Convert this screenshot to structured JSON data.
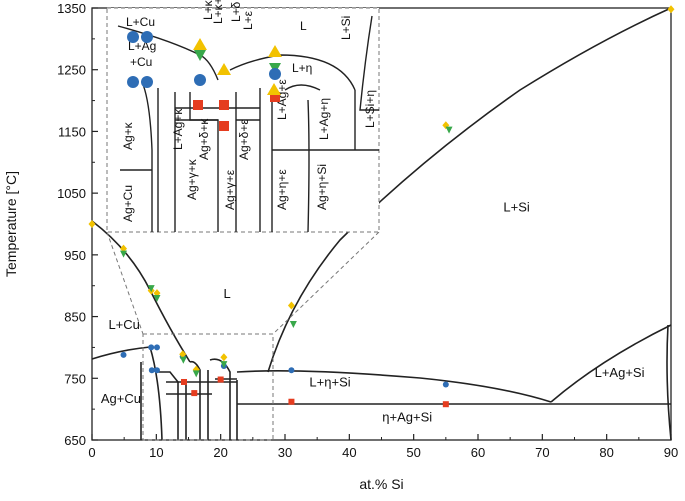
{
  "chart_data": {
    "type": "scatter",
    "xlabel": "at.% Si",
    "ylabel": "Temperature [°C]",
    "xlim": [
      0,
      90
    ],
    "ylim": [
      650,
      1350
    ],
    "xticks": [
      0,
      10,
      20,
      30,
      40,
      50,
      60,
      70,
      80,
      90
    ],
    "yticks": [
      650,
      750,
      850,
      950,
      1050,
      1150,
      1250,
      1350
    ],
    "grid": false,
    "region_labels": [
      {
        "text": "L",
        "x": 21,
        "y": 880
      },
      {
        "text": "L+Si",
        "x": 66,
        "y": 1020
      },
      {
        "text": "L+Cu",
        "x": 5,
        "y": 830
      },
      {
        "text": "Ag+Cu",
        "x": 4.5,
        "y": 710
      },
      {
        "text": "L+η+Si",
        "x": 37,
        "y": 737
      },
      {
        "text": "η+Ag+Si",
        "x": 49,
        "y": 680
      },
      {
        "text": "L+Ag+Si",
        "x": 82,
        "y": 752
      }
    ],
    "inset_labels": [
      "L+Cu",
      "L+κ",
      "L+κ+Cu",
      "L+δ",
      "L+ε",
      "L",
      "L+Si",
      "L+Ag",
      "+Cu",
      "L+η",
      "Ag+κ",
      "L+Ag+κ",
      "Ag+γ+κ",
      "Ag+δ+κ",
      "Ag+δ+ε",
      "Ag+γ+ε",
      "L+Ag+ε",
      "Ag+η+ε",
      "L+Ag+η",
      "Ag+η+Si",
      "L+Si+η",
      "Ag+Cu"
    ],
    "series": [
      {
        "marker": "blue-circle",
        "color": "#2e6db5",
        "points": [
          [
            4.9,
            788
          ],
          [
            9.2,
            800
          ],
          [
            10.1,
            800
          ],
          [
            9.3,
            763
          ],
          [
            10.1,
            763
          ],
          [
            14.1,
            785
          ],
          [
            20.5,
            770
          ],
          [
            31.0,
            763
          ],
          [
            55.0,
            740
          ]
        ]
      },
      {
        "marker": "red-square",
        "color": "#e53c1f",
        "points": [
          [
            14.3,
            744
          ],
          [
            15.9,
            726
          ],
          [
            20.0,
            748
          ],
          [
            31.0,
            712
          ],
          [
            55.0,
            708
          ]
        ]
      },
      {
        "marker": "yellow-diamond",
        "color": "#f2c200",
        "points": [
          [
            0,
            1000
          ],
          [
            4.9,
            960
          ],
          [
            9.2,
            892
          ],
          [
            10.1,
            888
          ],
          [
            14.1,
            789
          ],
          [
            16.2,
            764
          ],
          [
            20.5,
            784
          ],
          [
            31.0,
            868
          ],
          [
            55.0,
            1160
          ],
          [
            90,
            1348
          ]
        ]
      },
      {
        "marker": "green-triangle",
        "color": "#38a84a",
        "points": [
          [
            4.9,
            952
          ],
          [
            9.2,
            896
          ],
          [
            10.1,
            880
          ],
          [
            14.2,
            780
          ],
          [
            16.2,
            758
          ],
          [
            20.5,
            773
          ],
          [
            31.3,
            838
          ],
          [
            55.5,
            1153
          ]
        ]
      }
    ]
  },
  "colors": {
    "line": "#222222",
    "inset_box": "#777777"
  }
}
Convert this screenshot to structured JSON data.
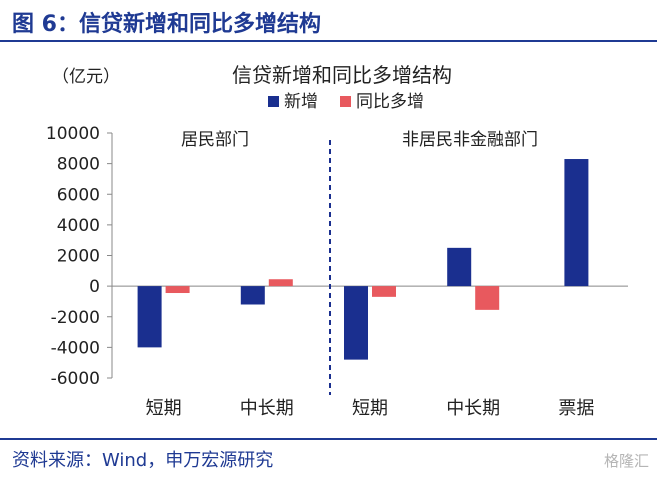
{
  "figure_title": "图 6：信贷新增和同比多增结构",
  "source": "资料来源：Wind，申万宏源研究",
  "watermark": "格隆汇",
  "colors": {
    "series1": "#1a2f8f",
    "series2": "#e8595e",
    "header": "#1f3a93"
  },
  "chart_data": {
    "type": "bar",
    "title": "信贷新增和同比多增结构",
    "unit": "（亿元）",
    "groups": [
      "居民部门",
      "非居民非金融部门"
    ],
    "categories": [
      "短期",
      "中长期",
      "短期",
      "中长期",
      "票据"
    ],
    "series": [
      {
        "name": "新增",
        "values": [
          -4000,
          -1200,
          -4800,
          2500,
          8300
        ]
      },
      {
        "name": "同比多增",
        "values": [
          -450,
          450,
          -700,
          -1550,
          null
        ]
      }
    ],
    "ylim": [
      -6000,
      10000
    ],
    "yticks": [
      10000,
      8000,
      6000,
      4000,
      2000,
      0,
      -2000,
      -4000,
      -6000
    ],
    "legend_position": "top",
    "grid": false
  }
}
____________________
__EXERCISE REQUIREMENTS__: Print the complete listing exactly as it stands, without its pictures.

__TASK RESPONSE__:
Convert this screenshot to structured JSON data.
{
  "chart_data": {
    "type": "scatter",
    "xlabel": "at.% Si",
    "ylabel": "Temperature [°C]",
    "xlim": [
      0,
      90
    ],
    "ylim": [
      650,
      1350
    ],
    "xticks": [
      0,
      10,
      20,
      30,
      40,
      50,
      60,
      70,
      80,
      90
    ],
    "yticks": [
      650,
      750,
      850,
      950,
      1050,
      1150,
      1250,
      1350
    ],
    "grid": false,
    "region_labels": [
      {
        "text": "L",
        "x": 21,
        "y": 880
      },
      {
        "text": "L+Si",
        "x": 66,
        "y": 1020
      },
      {
        "text": "L+Cu",
        "x": 5,
        "y": 830
      },
      {
        "text": "Ag+Cu",
        "x": 4.5,
        "y": 710
      },
      {
        "text": "L+η+Si",
        "x": 37,
        "y": 737
      },
      {
        "text": "η+Ag+Si",
        "x": 49,
        "y": 680
      },
      {
        "text": "L+Ag+Si",
        "x": 82,
        "y": 752
      }
    ],
    "inset_labels": [
      "L+Cu",
      "L+κ",
      "L+κ+Cu",
      "L+δ",
      "L+ε",
      "L",
      "L+Si",
      "L+Ag",
      "+Cu",
      "L+η",
      "Ag+κ",
      "L+Ag+κ",
      "Ag+γ+κ",
      "Ag+δ+κ",
      "Ag+δ+ε",
      "Ag+γ+ε",
      "L+Ag+ε",
      "Ag+η+ε",
      "L+Ag+η",
      "Ag+η+Si",
      "L+Si+η",
      "Ag+Cu"
    ],
    "series": [
      {
        "marker": "blue-circle",
        "color": "#2e6db5",
        "points": [
          [
            4.9,
            788
          ],
          [
            9.2,
            800
          ],
          [
            10.1,
            800
          ],
          [
            9.3,
            763
          ],
          [
            10.1,
            763
          ],
          [
            14.1,
            785
          ],
          [
            20.5,
            770
          ],
          [
            31.0,
            763
          ],
          [
            55.0,
            740
          ]
        ]
      },
      {
        "marker": "red-square",
        "color": "#e53c1f",
        "points": [
          [
            14.3,
            744
          ],
          [
            15.9,
            726
          ],
          [
            20.0,
            748
          ],
          [
            31.0,
            712
          ],
          [
            55.0,
            708
          ]
        ]
      },
      {
        "marker": "yellow-diamond",
        "color": "#f2c200",
        "points": [
          [
            0,
            1000
          ],
          [
            4.9,
            960
          ],
          [
            9.2,
            892
          ],
          [
            10.1,
            888
          ],
          [
            14.1,
            789
          ],
          [
            16.2,
            764
          ],
          [
            20.5,
            784
          ],
          [
            31.0,
            868
          ],
          [
            55.0,
            1160
          ],
          [
            90,
            1348
          ]
        ]
      },
      {
        "marker": "green-triangle",
        "color": "#38a84a",
        "points": [
          [
            4.9,
            952
          ],
          [
            9.2,
            896
          ],
          [
            10.1,
            880
          ],
          [
            14.2,
            780
          ],
          [
            16.2,
            758
          ],
          [
            20.5,
            773
          ],
          [
            31.3,
            838
          ],
          [
            55.5,
            1153
          ]
        ]
      }
    ]
  },
  "colors": {
    "line": "#222222",
    "inset_box": "#777777"
  }
}
Convert this screenshot to structured JSON data.
{
  "figure_title": "图 6：信贷新增和同比多增结构",
  "source": "资料来源：Wind，申万宏源研究",
  "watermark": "格隆汇",
  "colors": {
    "series1": "#1a2f8f",
    "series2": "#e8595e",
    "header": "#1f3a93"
  },
  "chart_data": {
    "type": "bar",
    "title": "信贷新增和同比多增结构",
    "unit": "（亿元）",
    "groups": [
      "居民部门",
      "非居民非金融部门"
    ],
    "categories": [
      "短期",
      "中长期",
      "短期",
      "中长期",
      "票据"
    ],
    "series": [
      {
        "name": "新增",
        "values": [
          -4000,
          -1200,
          -4800,
          2500,
          8300
        ]
      },
      {
        "name": "同比多增",
        "values": [
          -450,
          450,
          -700,
          -1550,
          null
        ]
      }
    ],
    "ylim": [
      -6000,
      10000
    ],
    "yticks": [
      10000,
      8000,
      6000,
      4000,
      2000,
      0,
      -2000,
      -4000,
      -6000
    ],
    "legend_position": "top",
    "grid": false
  }
}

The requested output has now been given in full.